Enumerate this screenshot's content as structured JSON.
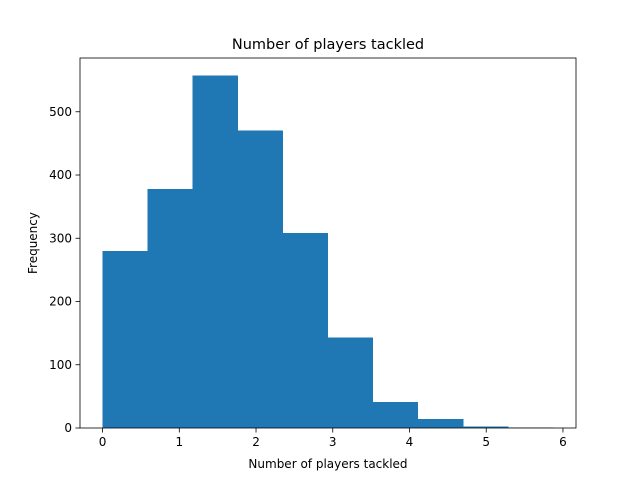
{
  "chart_data": {
    "type": "bar",
    "histogram": true,
    "title": "Number of players tackled",
    "xlabel": "Number of players tackled",
    "ylabel": "Frequency",
    "bin_edges": [
      0,
      0.5876,
      1.1752,
      1.7628,
      2.3504,
      2.938,
      3.5256,
      4.1132,
      4.7008,
      5.2884,
      5.876
    ],
    "values": [
      280,
      378,
      557,
      470,
      308,
      143,
      41,
      14,
      2,
      1
    ],
    "xlim": [
      -0.294,
      6.17
    ],
    "ylim": [
      0,
      585
    ],
    "xticks": [
      0,
      1,
      2,
      3,
      4,
      5,
      6
    ],
    "yticks": [
      0,
      100,
      200,
      300,
      400,
      500
    ],
    "bar_color": "#1f77b4",
    "grid": false,
    "legend": "none"
  }
}
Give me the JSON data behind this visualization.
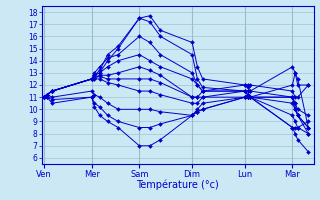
{
  "xlabel": "Température (°c)",
  "bg_color": "#cce8f4",
  "line_color": "#0000cc",
  "grid_color": "#99bbcc",
  "yticks": [
    6,
    7,
    8,
    9,
    10,
    11,
    12,
    13,
    14,
    15,
    16,
    17,
    18
  ],
  "ylim": [
    5.5,
    18.5
  ],
  "day_labels": [
    "Ven",
    "Mer",
    "Sam",
    "Dim",
    "Lun",
    "Mar"
  ],
  "day_positions": [
    0.0,
    0.9,
    1.8,
    2.8,
    3.8,
    4.7
  ],
  "xlim": [
    -0.05,
    5.1
  ],
  "series": [
    {
      "x": [
        0.0,
        0.05,
        0.15,
        0.9,
        0.95,
        1.05,
        1.2,
        1.4,
        1.8,
        2.0,
        2.2,
        2.8,
        2.9,
        3.0,
        3.8,
        3.85,
        3.9,
        4.7,
        4.75,
        4.8,
        5.0
      ],
      "y": [
        11.0,
        11.2,
        11.5,
        12.5,
        12.8,
        13.0,
        14.0,
        15.0,
        17.5,
        17.7,
        16.5,
        15.5,
        13.5,
        12.5,
        12.0,
        11.8,
        11.5,
        11.0,
        10.5,
        10.0,
        9.5
      ]
    },
    {
      "x": [
        0.0,
        0.05,
        0.15,
        0.9,
        0.95,
        1.05,
        1.2,
        1.4,
        1.8,
        2.0,
        2.2,
        2.8,
        2.9,
        3.0,
        3.8,
        3.85,
        3.9,
        4.7,
        4.75,
        4.8,
        5.0
      ],
      "y": [
        11.0,
        11.2,
        11.5,
        12.5,
        12.8,
        13.2,
        14.5,
        15.2,
        17.5,
        17.2,
        16.0,
        14.5,
        12.5,
        11.8,
        11.5,
        11.2,
        11.0,
        11.0,
        10.0,
        9.5,
        8.5
      ]
    },
    {
      "x": [
        0.0,
        0.05,
        0.15,
        0.9,
        0.95,
        1.05,
        1.2,
        1.4,
        1.8,
        2.0,
        2.2,
        2.8,
        2.9,
        3.0,
        3.8,
        3.85,
        3.9,
        4.7,
        4.75,
        4.8,
        5.0
      ],
      "y": [
        11.0,
        11.2,
        11.5,
        12.5,
        13.0,
        13.5,
        14.2,
        14.5,
        16.0,
        15.5,
        14.5,
        13.0,
        12.0,
        11.5,
        11.5,
        11.2,
        11.0,
        11.0,
        10.5,
        9.5,
        8.0
      ]
    },
    {
      "x": [
        0.0,
        0.05,
        0.15,
        0.9,
        0.95,
        1.05,
        1.2,
        1.4,
        1.8,
        2.0,
        2.2,
        2.8,
        2.9,
        3.0,
        3.8,
        3.85,
        3.9,
        4.7,
        4.75,
        4.8,
        5.0
      ],
      "y": [
        11.0,
        11.2,
        11.5,
        12.5,
        12.8,
        13.0,
        13.5,
        14.0,
        14.5,
        14.0,
        13.5,
        12.5,
        12.0,
        11.5,
        11.5,
        11.2,
        11.0,
        12.0,
        13.0,
        12.5,
        8.5
      ]
    },
    {
      "x": [
        0.0,
        0.05,
        0.15,
        0.9,
        0.95,
        1.05,
        1.2,
        1.4,
        1.8,
        2.0,
        2.2,
        2.8,
        2.9,
        3.0,
        3.8,
        3.85,
        3.9,
        4.7,
        4.75,
        4.8,
        5.0
      ],
      "y": [
        11.0,
        11.2,
        11.5,
        12.5,
        12.6,
        12.8,
        12.8,
        13.0,
        13.5,
        13.2,
        12.8,
        11.0,
        11.0,
        11.0,
        11.5,
        11.5,
        11.5,
        13.5,
        13.0,
        12.0,
        12.0
      ]
    },
    {
      "x": [
        0.0,
        0.05,
        0.15,
        0.9,
        0.95,
        1.05,
        1.2,
        1.4,
        1.8,
        2.0,
        2.2,
        2.8,
        2.9,
        3.0,
        3.8,
        3.85,
        3.9,
        4.7,
        4.75,
        4.8,
        5.0
      ],
      "y": [
        11.0,
        11.2,
        11.5,
        12.5,
        12.6,
        12.7,
        12.5,
        12.5,
        12.5,
        12.5,
        12.2,
        11.0,
        11.0,
        11.5,
        12.0,
        12.0,
        12.0,
        11.5,
        11.0,
        11.0,
        12.0
      ]
    },
    {
      "x": [
        0.0,
        0.05,
        0.15,
        0.9,
        0.95,
        1.05,
        1.2,
        1.4,
        1.8,
        2.0,
        2.2,
        2.8,
        2.9,
        3.0,
        3.8,
        3.85,
        3.9,
        4.7,
        4.75,
        4.8,
        5.0
      ],
      "y": [
        11.0,
        11.2,
        11.5,
        12.5,
        12.5,
        12.5,
        12.2,
        12.0,
        11.5,
        11.5,
        11.2,
        10.5,
        10.5,
        11.0,
        11.0,
        11.0,
        11.0,
        10.5,
        10.0,
        9.5,
        8.5
      ]
    },
    {
      "x": [
        0.0,
        0.05,
        0.15,
        0.9,
        0.95,
        1.05,
        1.2,
        1.4,
        1.8,
        2.0,
        2.2,
        2.8,
        2.9,
        3.0,
        3.8,
        3.85,
        3.9,
        4.7,
        4.75,
        4.8,
        5.0
      ],
      "y": [
        11.0,
        11.2,
        11.0,
        11.5,
        11.2,
        11.0,
        10.5,
        10.0,
        10.0,
        10.0,
        9.8,
        9.5,
        9.8,
        10.0,
        11.0,
        11.0,
        11.0,
        9.5,
        9.0,
        8.5,
        8.0
      ]
    },
    {
      "x": [
        0.0,
        0.05,
        0.15,
        0.9,
        0.95,
        1.05,
        1.2,
        1.4,
        1.8,
        2.0,
        2.2,
        2.8,
        2.9,
        3.0,
        3.8,
        3.85,
        3.9,
        4.7,
        4.75,
        4.8,
        5.0
      ],
      "y": [
        11.0,
        11.0,
        10.8,
        11.0,
        10.5,
        10.2,
        9.5,
        9.0,
        8.5,
        8.5,
        8.8,
        9.5,
        9.8,
        10.0,
        11.0,
        11.0,
        11.0,
        8.5,
        8.5,
        8.5,
        9.0
      ]
    },
    {
      "x": [
        0.0,
        0.05,
        0.15,
        0.9,
        0.95,
        1.05,
        1.2,
        1.4,
        1.8,
        2.0,
        2.2,
        2.8,
        2.9,
        3.0,
        3.8,
        3.85,
        3.9,
        4.7,
        4.75,
        4.8,
        5.0
      ],
      "y": [
        11.0,
        11.0,
        10.5,
        11.0,
        10.2,
        9.5,
        9.0,
        8.5,
        7.0,
        7.0,
        7.5,
        9.5,
        10.0,
        10.5,
        11.0,
        11.0,
        11.0,
        8.5,
        8.0,
        7.5,
        6.5
      ]
    }
  ]
}
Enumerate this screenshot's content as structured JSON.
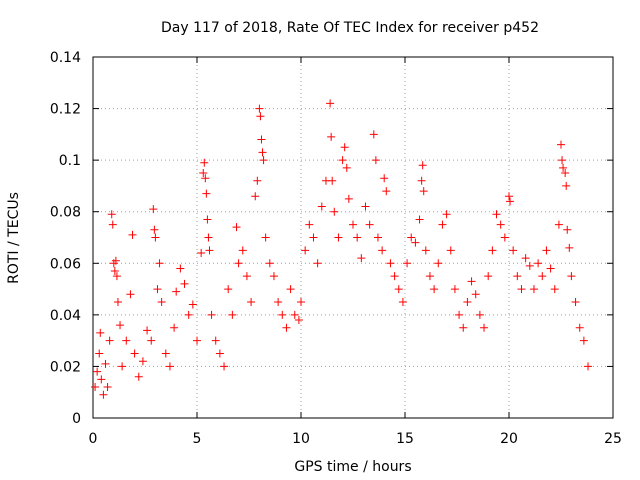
{
  "chart_data": {
    "type": "scatter",
    "title": "Day 117 of 2018, Rate Of TEC Index for receiver p452",
    "xlabel": "GPS time / hours",
    "ylabel": "ROTI / TECUs",
    "xlim": [
      0,
      25
    ],
    "ylim": [
      0,
      0.14
    ],
    "xticks": [
      0,
      5,
      10,
      15,
      20,
      25
    ],
    "xtick_labels": [
      "0",
      "5",
      "10",
      "15",
      "20",
      "25"
    ],
    "yticks": [
      0,
      0.02,
      0.04,
      0.06,
      0.08,
      0.1,
      0.12,
      0.14
    ],
    "ytick_labels": [
      "0",
      "0.02",
      "0.04",
      "0.06",
      "0.08",
      "0.1",
      "0.12",
      "0.14"
    ],
    "grid": true,
    "marker": "+",
    "series": [
      {
        "name": "ROTI",
        "color": "#ff0000",
        "points": [
          [
            0.1,
            0.012
          ],
          [
            0.2,
            0.018
          ],
          [
            0.3,
            0.025
          ],
          [
            0.35,
            0.033
          ],
          [
            0.4,
            0.015
          ],
          [
            0.5,
            0.009
          ],
          [
            0.6,
            0.021
          ],
          [
            0.7,
            0.012
          ],
          [
            0.8,
            0.03
          ],
          [
            0.9,
            0.079
          ],
          [
            0.95,
            0.075
          ],
          [
            1.0,
            0.06
          ],
          [
            1.05,
            0.057
          ],
          [
            1.1,
            0.061
          ],
          [
            1.15,
            0.055
          ],
          [
            1.2,
            0.045
          ],
          [
            1.3,
            0.036
          ],
          [
            1.4,
            0.02
          ],
          [
            1.6,
            0.03
          ],
          [
            1.8,
            0.048
          ],
          [
            1.9,
            0.071
          ],
          [
            2.0,
            0.025
          ],
          [
            2.2,
            0.016
          ],
          [
            2.4,
            0.022
          ],
          [
            2.6,
            0.034
          ],
          [
            2.8,
            0.03
          ],
          [
            2.9,
            0.081
          ],
          [
            2.95,
            0.073
          ],
          [
            3.0,
            0.07
          ],
          [
            3.1,
            0.05
          ],
          [
            3.2,
            0.06
          ],
          [
            3.3,
            0.045
          ],
          [
            3.5,
            0.025
          ],
          [
            3.7,
            0.02
          ],
          [
            3.9,
            0.035
          ],
          [
            4.0,
            0.049
          ],
          [
            4.2,
            0.058
          ],
          [
            4.4,
            0.052
          ],
          [
            4.6,
            0.04
          ],
          [
            4.8,
            0.044
          ],
          [
            5.0,
            0.03
          ],
          [
            5.2,
            0.064
          ],
          [
            5.3,
            0.095
          ],
          [
            5.35,
            0.099
          ],
          [
            5.4,
            0.093
          ],
          [
            5.45,
            0.087
          ],
          [
            5.5,
            0.077
          ],
          [
            5.55,
            0.07
          ],
          [
            5.6,
            0.065
          ],
          [
            5.7,
            0.04
          ],
          [
            5.9,
            0.03
          ],
          [
            6.1,
            0.025
          ],
          [
            6.3,
            0.02
          ],
          [
            6.5,
            0.05
          ],
          [
            6.7,
            0.04
          ],
          [
            6.9,
            0.074
          ],
          [
            7.0,
            0.06
          ],
          [
            7.2,
            0.065
          ],
          [
            7.4,
            0.055
          ],
          [
            7.6,
            0.045
          ],
          [
            7.8,
            0.086
          ],
          [
            7.9,
            0.092
          ],
          [
            8.0,
            0.12
          ],
          [
            8.05,
            0.117
          ],
          [
            8.1,
            0.108
          ],
          [
            8.15,
            0.103
          ],
          [
            8.2,
            0.1
          ],
          [
            8.3,
            0.07
          ],
          [
            8.5,
            0.06
          ],
          [
            8.7,
            0.055
          ],
          [
            8.9,
            0.045
          ],
          [
            9.1,
            0.04
          ],
          [
            9.3,
            0.035
          ],
          [
            9.5,
            0.05
          ],
          [
            9.7,
            0.04
          ],
          [
            9.9,
            0.038
          ],
          [
            10.0,
            0.045
          ],
          [
            10.2,
            0.065
          ],
          [
            10.4,
            0.075
          ],
          [
            10.6,
            0.07
          ],
          [
            10.8,
            0.06
          ],
          [
            11.0,
            0.082
          ],
          [
            11.2,
            0.092
          ],
          [
            11.4,
            0.122
          ],
          [
            11.45,
            0.109
          ],
          [
            11.5,
            0.092
          ],
          [
            11.6,
            0.08
          ],
          [
            11.8,
            0.07
          ],
          [
            12.0,
            0.1
          ],
          [
            12.1,
            0.105
          ],
          [
            12.2,
            0.097
          ],
          [
            12.3,
            0.085
          ],
          [
            12.5,
            0.075
          ],
          [
            12.7,
            0.07
          ],
          [
            12.9,
            0.062
          ],
          [
            13.1,
            0.082
          ],
          [
            13.3,
            0.075
          ],
          [
            13.5,
            0.11
          ],
          [
            13.6,
            0.1
          ],
          [
            13.7,
            0.07
          ],
          [
            13.9,
            0.065
          ],
          [
            14.0,
            0.093
          ],
          [
            14.1,
            0.088
          ],
          [
            14.3,
            0.06
          ],
          [
            14.5,
            0.055
          ],
          [
            14.7,
            0.05
          ],
          [
            14.9,
            0.045
          ],
          [
            15.1,
            0.06
          ],
          [
            15.3,
            0.07
          ],
          [
            15.5,
            0.068
          ],
          [
            15.7,
            0.077
          ],
          [
            15.8,
            0.092
          ],
          [
            15.85,
            0.098
          ],
          [
            15.9,
            0.088
          ],
          [
            16.0,
            0.065
          ],
          [
            16.2,
            0.055
          ],
          [
            16.4,
            0.05
          ],
          [
            16.6,
            0.06
          ],
          [
            16.8,
            0.075
          ],
          [
            17.0,
            0.079
          ],
          [
            17.2,
            0.065
          ],
          [
            17.4,
            0.05
          ],
          [
            17.6,
            0.04
          ],
          [
            17.8,
            0.035
          ],
          [
            18.0,
            0.045
          ],
          [
            18.2,
            0.053
          ],
          [
            18.4,
            0.048
          ],
          [
            18.6,
            0.04
          ],
          [
            18.8,
            0.035
          ],
          [
            19.0,
            0.055
          ],
          [
            19.2,
            0.065
          ],
          [
            19.4,
            0.079
          ],
          [
            19.6,
            0.075
          ],
          [
            19.8,
            0.07
          ],
          [
            20.0,
            0.086
          ],
          [
            20.05,
            0.084
          ],
          [
            20.2,
            0.065
          ],
          [
            20.4,
            0.055
          ],
          [
            20.6,
            0.05
          ],
          [
            20.8,
            0.062
          ],
          [
            21.0,
            0.059
          ],
          [
            21.2,
            0.05
          ],
          [
            21.4,
            0.06
          ],
          [
            21.6,
            0.055
          ],
          [
            21.8,
            0.065
          ],
          [
            22.0,
            0.058
          ],
          [
            22.2,
            0.05
          ],
          [
            22.4,
            0.075
          ],
          [
            22.5,
            0.106
          ],
          [
            22.55,
            0.1
          ],
          [
            22.6,
            0.097
          ],
          [
            22.7,
            0.095
          ],
          [
            22.75,
            0.09
          ],
          [
            22.8,
            0.073
          ],
          [
            22.9,
            0.066
          ],
          [
            23.0,
            0.055
          ],
          [
            23.2,
            0.045
          ],
          [
            23.4,
            0.035
          ],
          [
            23.6,
            0.03
          ],
          [
            23.8,
            0.02
          ]
        ]
      }
    ]
  }
}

* What you are asked to do
For each line of the entries that includes "ylabel", show that line.

* Task solution
    "ylabel": "Frequency",
    "ylabel": "ROTI / TECUs",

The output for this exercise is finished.